***** ROWS *****

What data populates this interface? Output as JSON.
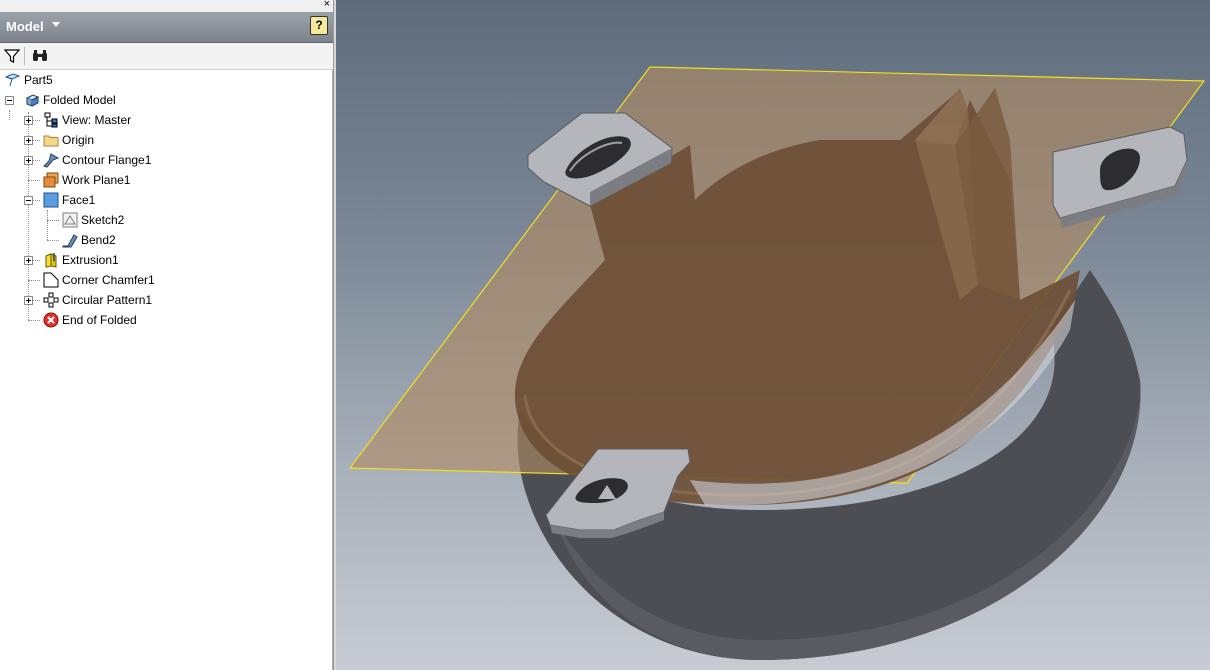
{
  "panel": {
    "close_label": "×",
    "title": "Model",
    "help_label": "?"
  },
  "toolbar": {
    "filter_icon": "filter-icon",
    "find_icon": "binoculars-icon"
  },
  "tree": {
    "root": "Part5",
    "items": [
      {
        "label": "Folded Model"
      },
      {
        "label": "View: Master"
      },
      {
        "label": "Origin"
      },
      {
        "label": "Contour Flange1"
      },
      {
        "label": "Work Plane1"
      },
      {
        "label": "Face1"
      },
      {
        "label": "Sketch2"
      },
      {
        "label": "Bend2"
      },
      {
        "label": "Extrusion1"
      },
      {
        "label": "Corner Chamfer1"
      },
      {
        "label": "Circular Pattern1"
      },
      {
        "label": "End of Folded"
      }
    ]
  },
  "colors": {
    "header": "#8a9098",
    "plane_outline": "#f0e020",
    "plane_fill": "#b08a63",
    "sheet_metal": "#b5b6bb",
    "cylinder_dark": "#4d4e53"
  }
}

*****

• DESCRIPTION OF THE TASK
Go through the listing above and locate each line that holds the word "icon". Copy those lines.

• ANSWER TO THIS EXERCISE
    "filter_icon": "filter-icon",
    "find_icon": "binoculars-icon"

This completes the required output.